— Start of DATASET CONTENT —

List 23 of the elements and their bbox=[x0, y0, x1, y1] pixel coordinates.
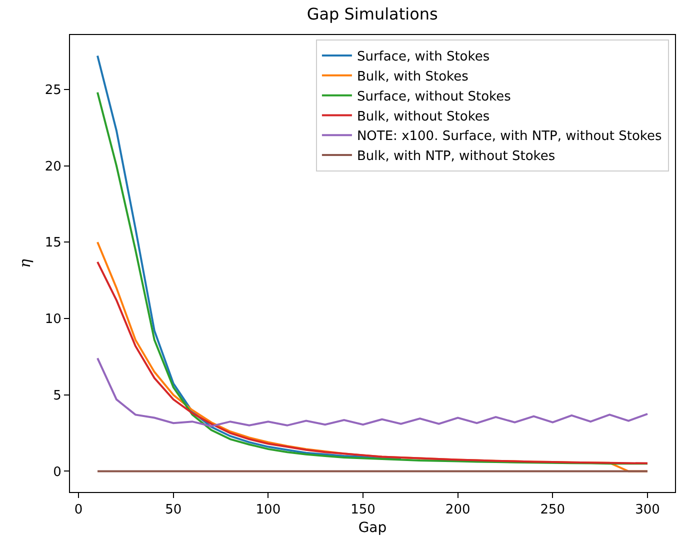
x-tick-label: 0 bbox=[74, 502, 83, 518]
x-tick-label: 100 bbox=[256, 502, 281, 518]
y-axis-title: η bbox=[16, 259, 34, 268]
x-axis-title: Gap bbox=[358, 520, 387, 536]
y-tick-label: 5 bbox=[53, 388, 62, 404]
y-tick-label: 10 bbox=[44, 312, 62, 328]
legend-label: NOTE: x100. Surface, with NTP, without Stokes bbox=[356, 129, 662, 144]
legend-label: Bulk, with NTP, without Stokes bbox=[356, 149, 556, 164]
chart-title: Gap Simulations bbox=[306, 4, 438, 24]
x-tick-label: 250 bbox=[540, 502, 566, 518]
legend-label: Bulk, with Stokes bbox=[356, 69, 469, 84]
y-tick-label: 25 bbox=[44, 82, 62, 98]
x-tick-label: 300 bbox=[635, 502, 660, 518]
y-tick-label: 20 bbox=[44, 159, 62, 174]
legend-label: Surface, with Stokes bbox=[356, 50, 490, 65]
x-tick-label: 150 bbox=[350, 502, 376, 518]
y-tick-label: 0 bbox=[53, 464, 62, 480]
legend-label: Surface, without Stokes bbox=[356, 89, 512, 104]
y-tick-label: 15 bbox=[44, 236, 62, 251]
x-tick-label: 200 bbox=[445, 502, 470, 518]
x-tick-label: 50 bbox=[165, 502, 182, 518]
legend-label: Bulk, without Stokes bbox=[356, 109, 490, 124]
line-series bbox=[96, 357, 648, 428]
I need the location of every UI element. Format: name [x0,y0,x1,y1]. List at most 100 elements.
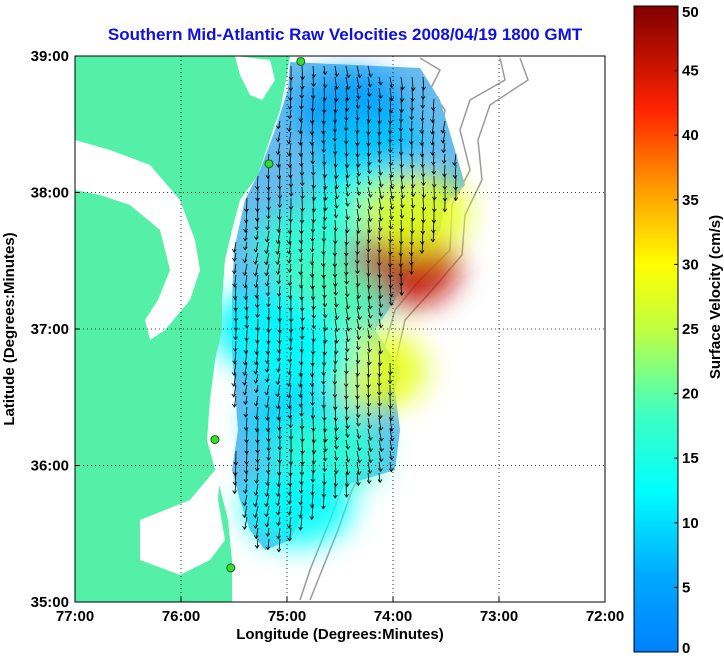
velocity-vector-503 [288,417,293,429]
velocity-vector-4 [334,65,340,78]
colorbar-tick-label-3: 15 [682,450,699,467]
velocity-vector-344 [266,296,271,308]
velocity-vector-566 [345,461,351,476]
velocity-vector-1 [300,65,305,81]
velocity-vector-308 [409,263,414,275]
velocity-vector-260 [264,241,270,255]
velocity-vector-156 [367,175,373,186]
velocity-vector-270 [377,241,382,254]
velocity-vector-553 [367,450,373,464]
velocity-vector-320 [355,274,361,288]
velocity-vector-186 [266,197,271,211]
colorbar-label: Surface Velocity (cm/s) [707,215,724,379]
velocity-vector-377 [311,318,317,330]
velocity-vector-481 [355,395,361,410]
velocity-vector-268 [355,241,360,256]
velocity-vector-222 [254,219,260,231]
velocity-vector-565 [333,461,339,475]
velocity-vector-235 [399,219,405,233]
velocity-vector-216 [389,208,394,220]
velocity-vector-44 [399,98,404,114]
velocity-vector-358 [255,307,260,319]
velocity-vector-340 [399,285,405,296]
velocity-vector-603 [321,494,326,510]
velocity-vector-428 [264,362,270,373]
pamlico-sound [140,440,225,575]
velocity-vector-571 [232,472,238,486]
velocity-vector-279 [275,252,281,266]
velocity-vector-316 [310,274,315,290]
velocity-vector-401 [276,340,282,354]
velocity-vector-179 [410,186,416,198]
velocity-vector-539 [378,439,384,453]
colorbar-ticks: 0 5 10 15 20 25 30 35 40 45 50 [674,4,699,657]
velocity-vector-508 [345,417,350,430]
velocity-vector-50 [309,109,315,125]
velocity-vector-513 [244,428,249,444]
velocity-vector-83 [332,131,338,142]
velocity-vector-448 [321,373,326,385]
velocity-vector-174 [356,186,362,197]
velocity-vector-563 [311,461,316,474]
velocity-vector-198 [400,197,405,209]
velocity-vector-620 [287,527,292,542]
velocity-vector-438 [377,362,382,378]
velocity-vector-213 [356,208,362,222]
velocity-vector-30 [389,87,394,102]
velocity-vector-95 [286,142,292,157]
y-tick-label-1: 36:00 [31,458,69,475]
velocity-vector-461 [298,384,303,398]
velocity-vector-335 [344,285,350,298]
velocity-vector-415 [276,351,282,363]
velocity-vector-102 [366,142,372,157]
velocity-vector-59 [409,109,414,121]
velocity-vector-90 [408,131,414,145]
velocity-vector-367 [356,307,362,321]
velocity-vector-178 [400,186,406,200]
velocity-vector-485 [243,406,249,418]
velocity-vector-274 [419,241,425,255]
velocity-vector-280 [286,252,292,264]
velocity-vector-73 [398,120,404,132]
colorbar-tick-label-7: 35 [682,192,699,209]
velocity-vector-602 [309,494,315,509]
radar-site-marker-0 [296,56,306,66]
velocity-vector-495 [355,406,361,419]
velocity-vector-475 [286,395,292,410]
velocity-vector-92 [429,131,435,146]
velocity-vector-277 [253,252,259,265]
velocity-vector-569 [378,461,383,473]
velocity-vector-130 [288,164,293,179]
velocity-vector-173 [345,186,351,197]
velocity-vector-617 [253,527,259,540]
velocity-vector-441 [242,373,248,386]
velocity-vector-455 [231,384,237,398]
velocity-vector-150 [299,175,305,187]
velocity-vector-488 [276,406,281,421]
velocity-vector-456 [242,384,248,396]
velocity-vector-499 [243,417,249,432]
velocity-vector-204 [254,208,260,222]
velocity-vector-416 [287,351,293,364]
velocity-vector-24 [322,87,328,102]
y-tick-label-3: 38:00 [31,185,69,202]
velocity-vector-476 [298,395,304,408]
velocity-vector-345 [277,296,282,311]
velocity-vector-362 [300,307,305,322]
velocity-vector-282 [309,252,315,266]
velocity-vector-53 [344,109,349,122]
velocity-vector-483 [377,395,382,407]
velocity-vector-462 [309,384,315,397]
velocity-vector-493 [333,406,339,422]
velocity-vector-612 [253,516,259,530]
velocity-vector-368 [367,307,373,319]
velocity-vector-46 [420,98,426,109]
velocity-vector-137 [367,164,372,175]
velocity-vector-49 [298,109,304,123]
velocity-vector-139 [389,164,394,179]
velocity-vector-297 [287,263,293,274]
velocity-vector-125 [430,153,436,166]
velocity-vector-138 [378,164,383,176]
velocity-vector-114 [310,153,316,165]
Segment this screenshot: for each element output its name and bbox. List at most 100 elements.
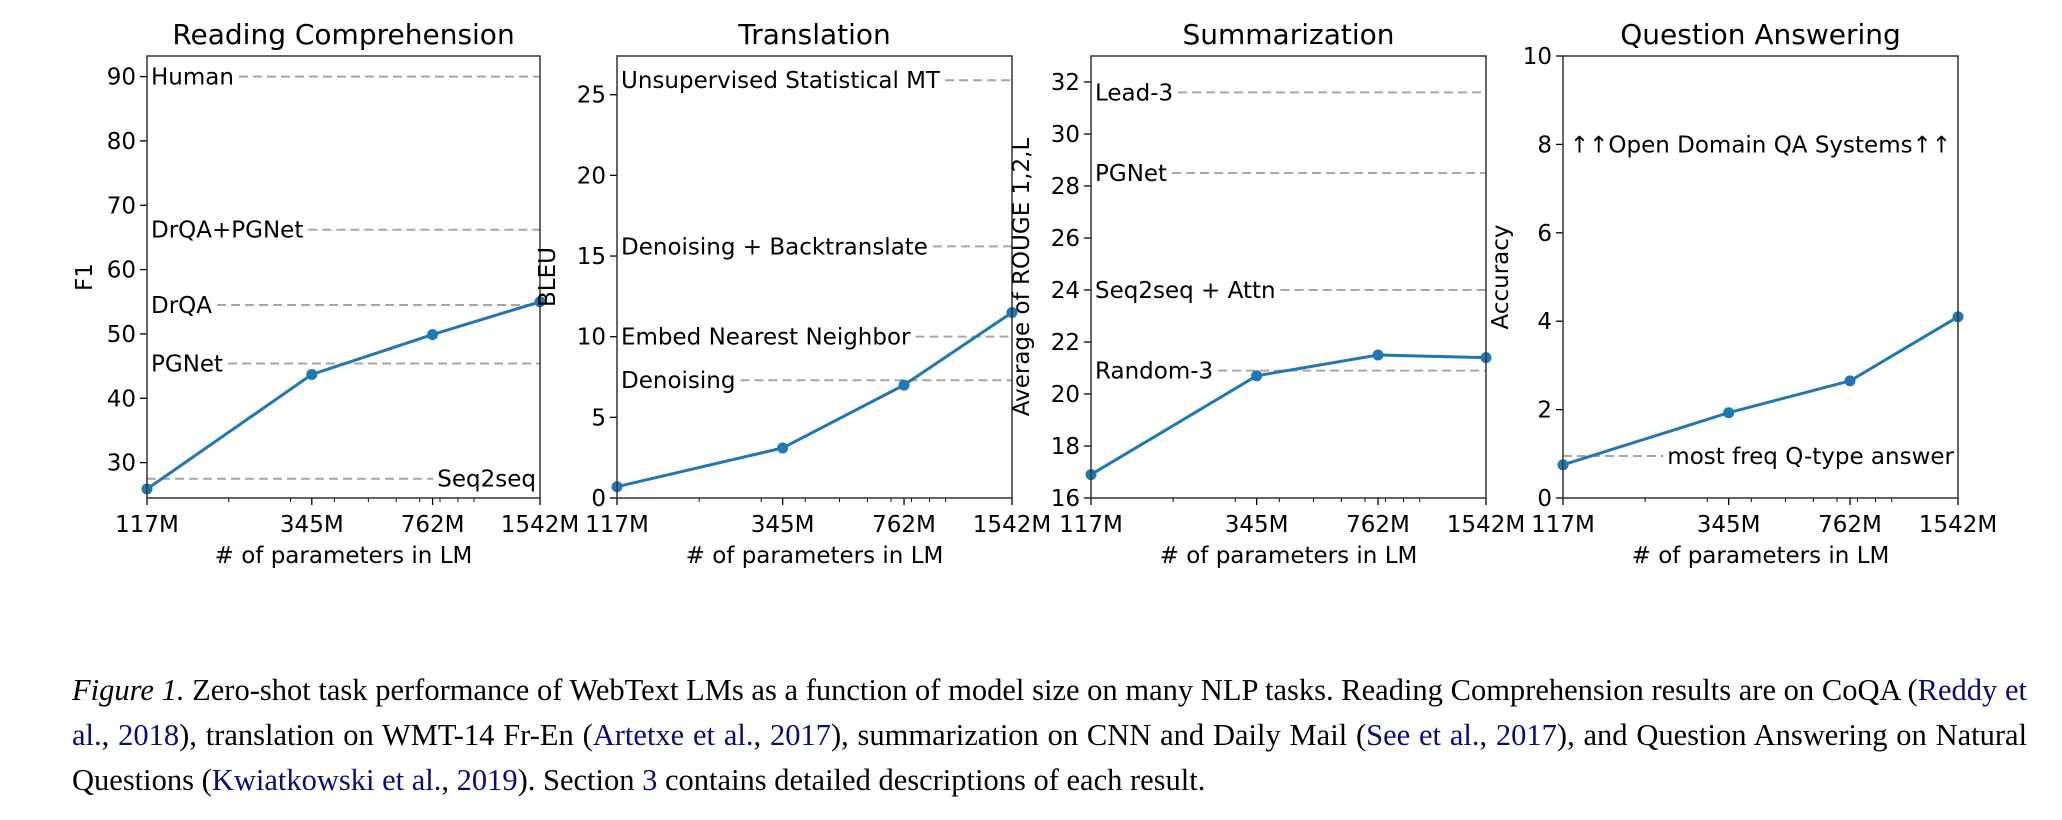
data-point bbox=[1251, 370, 1263, 382]
y-tick-label: 60 bbox=[107, 258, 136, 284]
y-tick-label: 30 bbox=[107, 451, 136, 477]
caption-text: ), summarization on CNN and Daily Mail ( bbox=[830, 718, 1367, 752]
x-axis-label: # of parameters in LM bbox=[1160, 543, 1418, 569]
y-tick-label: 40 bbox=[107, 386, 136, 412]
y-tick-label: 32 bbox=[1051, 70, 1080, 96]
series-line bbox=[1562, 315, 1959, 467]
x-tick-label: 345M bbox=[1225, 512, 1289, 538]
plot-frame bbox=[146, 55, 541, 499]
x-tick-label: 762M bbox=[1818, 512, 1882, 538]
reference-label: Lead-3 bbox=[1095, 80, 1173, 106]
caption-text: Zero-shot task performance of WebText LM… bbox=[184, 673, 1918, 707]
x-tick-label: 345M bbox=[751, 512, 815, 538]
caption-text: , bbox=[1479, 718, 1496, 752]
y-tick-label: 80 bbox=[107, 129, 136, 155]
x-tick-label: 1542M bbox=[501, 512, 579, 538]
y-tick-label: 28 bbox=[1051, 174, 1080, 200]
citation-link[interactable]: Kwiatkowski et al. bbox=[211, 763, 442, 797]
caption-text: , bbox=[441, 763, 457, 797]
reference-label: ↑↑Open Domain QA Systems↑↑ bbox=[1570, 132, 1951, 158]
y-tick-label: 50 bbox=[107, 322, 136, 348]
citation-link[interactable]: 2019 bbox=[456, 763, 518, 797]
reference-label: PGNet bbox=[151, 352, 223, 378]
x-tick-label: 1542M bbox=[973, 512, 1051, 538]
x-axis-label: # of parameters in LM bbox=[686, 543, 944, 569]
y-axis-label: BLEU bbox=[535, 247, 561, 307]
reference-label: DrQA bbox=[151, 293, 212, 319]
caption-text: ). Section bbox=[517, 763, 643, 797]
reference-label: Embed Nearest Neighbor bbox=[621, 325, 911, 351]
y-tick-label: 90 bbox=[107, 65, 136, 91]
data-point bbox=[306, 368, 318, 380]
y-tick-label: 25 bbox=[577, 83, 606, 109]
x-tick-label: 117M bbox=[1059, 512, 1123, 538]
y-tick-label: 16 bbox=[1051, 486, 1080, 512]
caption-text: , bbox=[101, 718, 119, 752]
chart-4: Question Answering 0 2 4 6 8 10 117M 345M 762M 154… bbox=[1488, 18, 1997, 569]
caption-text: contains detailed descriptions of each r… bbox=[657, 763, 1206, 797]
series-line bbox=[146, 300, 541, 491]
x-tick-label: 117M bbox=[115, 512, 179, 538]
data-point bbox=[1844, 375, 1856, 387]
data-point bbox=[1372, 349, 1384, 361]
x-axis-label: # of parameters in LM bbox=[1632, 543, 1890, 569]
citation-link[interactable]: See et al. bbox=[1366, 718, 1480, 752]
plot-frame bbox=[616, 55, 1013, 499]
reference-label: Seq2seq bbox=[437, 467, 536, 493]
y-tick-label: 70 bbox=[107, 193, 136, 219]
y-tick-label: 15 bbox=[577, 244, 606, 270]
citation-link[interactable]: 2017 bbox=[769, 718, 831, 752]
chart-3: Summarization 16 18 20 22 24 26 28 30 32 117M 345M 7… bbox=[1009, 18, 1525, 569]
reference-label: Unsupervised Statistical MT bbox=[621, 68, 941, 94]
y-axis-label: F1 bbox=[72, 263, 98, 291]
data-point bbox=[427, 329, 439, 341]
reference-label: PGNet bbox=[1095, 161, 1167, 187]
y-tick-label: 30 bbox=[1051, 122, 1080, 148]
series-line bbox=[1090, 353, 1487, 476]
caption-text: ), translation on WMT-14 Fr-En ( bbox=[179, 718, 593, 752]
x-tick-label: 762M bbox=[1346, 512, 1410, 538]
reference-label: Random-3 bbox=[1095, 359, 1213, 385]
y-axis-label: Accuracy bbox=[1488, 224, 1514, 329]
y-tick-label: 8 bbox=[1537, 132, 1552, 158]
chart-title: Reading Comprehension bbox=[172, 18, 514, 51]
citation-link[interactable]: Reddy et al. bbox=[72, 673, 2027, 752]
x-tick-label: 117M bbox=[1531, 512, 1595, 538]
citation-link[interactable]: 2018 bbox=[118, 718, 180, 752]
reference-label: Denoising + Backtranslate bbox=[621, 234, 928, 260]
chart-2: Translation 0 5 10 15 20 25 117M 345M 762M 1542M # … bbox=[535, 18, 1051, 569]
x-tick-label: 345M bbox=[280, 512, 344, 538]
reference-label: DrQA+PGNet bbox=[151, 218, 303, 244]
caption-text: ), and Question Answering on Natural Que… bbox=[72, 718, 2028, 797]
y-tick-label: 26 bbox=[1051, 226, 1080, 252]
reference-label: Human bbox=[151, 65, 234, 91]
chart-title: Translation bbox=[737, 18, 891, 51]
y-tick-label: 0 bbox=[1537, 486, 1552, 512]
x-tick-label: 1542M bbox=[1919, 512, 1997, 538]
data-point bbox=[898, 379, 910, 391]
y-tick-label: 5 bbox=[591, 405, 606, 431]
data-point bbox=[1723, 407, 1735, 419]
x-tick-label: 345M bbox=[1697, 512, 1761, 538]
y-tick-label: 2 bbox=[1537, 398, 1552, 424]
y-tick-label: 4 bbox=[1537, 309, 1552, 335]
y-tick-label: 22 bbox=[1051, 330, 1080, 356]
series-line bbox=[616, 311, 1013, 489]
y-tick-label: 20 bbox=[577, 163, 606, 189]
caption-text: , bbox=[753, 718, 770, 752]
y-tick-label: 20 bbox=[1051, 382, 1080, 408]
x-axis-label: # of parameters in LM bbox=[215, 543, 473, 569]
y-axis-label: Average of ROUGE 1,2,L bbox=[1009, 138, 1035, 417]
chart-title: Question Answering bbox=[1620, 18, 1901, 51]
x-tick-label: 117M bbox=[585, 512, 649, 538]
reference-label: Seq2seq + Attn bbox=[1095, 278, 1276, 304]
citation-link[interactable]: Artetxe et al. bbox=[592, 718, 754, 752]
citation-link[interactable]: 3 bbox=[642, 763, 658, 797]
y-tick-label: 0 bbox=[591, 486, 606, 512]
caption-label: Figure 1. bbox=[72, 673, 185, 707]
reference-label: Denoising bbox=[621, 368, 735, 394]
citation-link[interactable]: 2017 bbox=[1495, 718, 1557, 752]
x-tick-label: 762M bbox=[872, 512, 936, 538]
y-tick-label: 18 bbox=[1051, 434, 1080, 460]
y-tick-label: 10 bbox=[1523, 44, 1552, 70]
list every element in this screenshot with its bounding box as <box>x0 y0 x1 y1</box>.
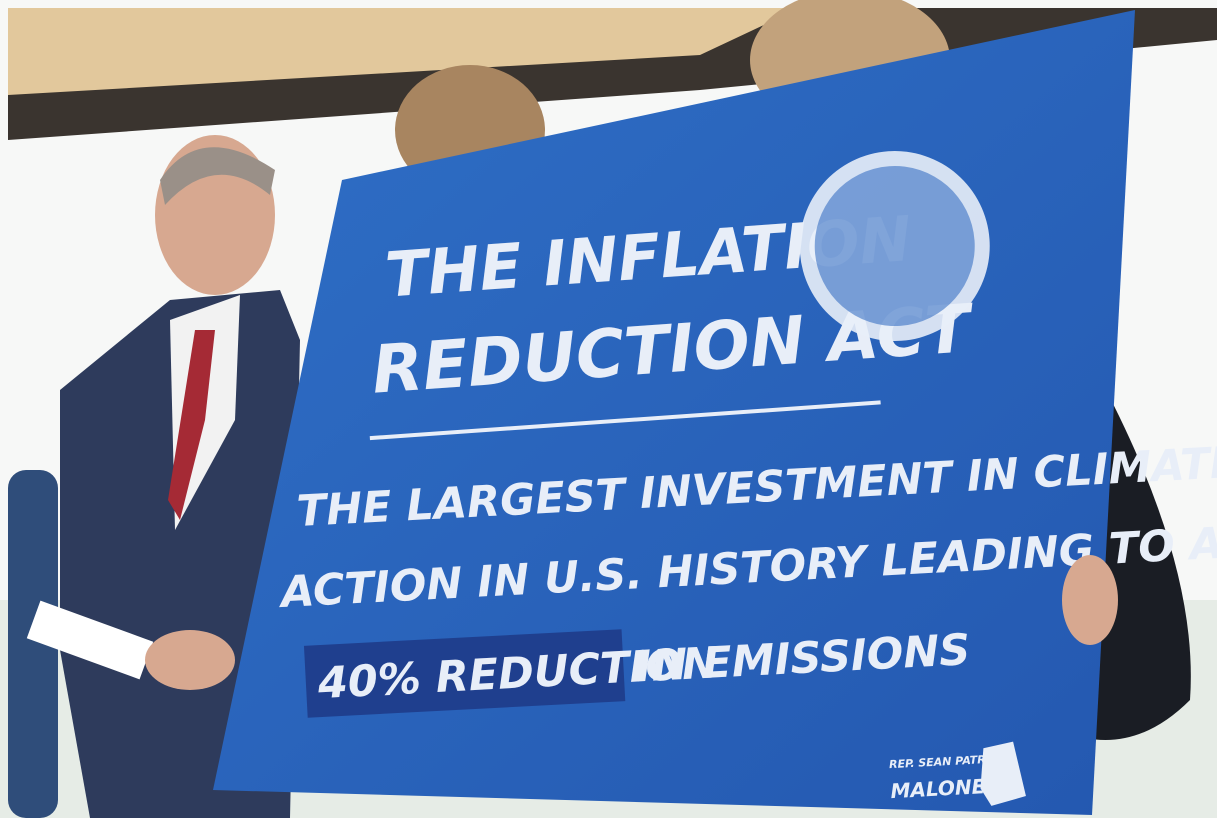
holder-hand <box>1062 555 1118 645</box>
photo: THE INFLATION REDUCTION ACT THE LARGEST … <box>0 0 1217 818</box>
man-hands <box>145 630 235 690</box>
page: THE INFLATION REDUCTION ACT THE LARGEST … <box>0 0 1217 818</box>
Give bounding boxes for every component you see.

— End of DATASET CONTENT —

WHAT IS REQUIRED |
Restate everything from the line containing "x-tick-label: 0 bbox=[74, 502, 83, 518]" down to the line containing "x-tick-label: 250 bbox=[540, 502, 566, 518]", renaming "Stokes" as "Stokes drift" and leaving all else unchanged.

EXPECTED ANSWER |
x-tick-label: 0 bbox=[74, 502, 83, 518]
x-tick-label: 100 bbox=[256, 502, 281, 518]
y-axis-title: η bbox=[16, 259, 34, 268]
x-axis-title: Gap bbox=[358, 520, 387, 536]
y-tick-label: 5 bbox=[53, 388, 62, 404]
y-tick-label: 10 bbox=[44, 312, 62, 328]
legend-label: NOTE: x100. Surface, with NTP, without Stokes drift bbox=[356, 129, 662, 144]
legend-label: Bulk, with NTP, without Stokes drift bbox=[356, 149, 556, 164]
chart-title: Gap Simulations bbox=[306, 4, 438, 24]
x-tick-label: 250 bbox=[540, 502, 566, 518]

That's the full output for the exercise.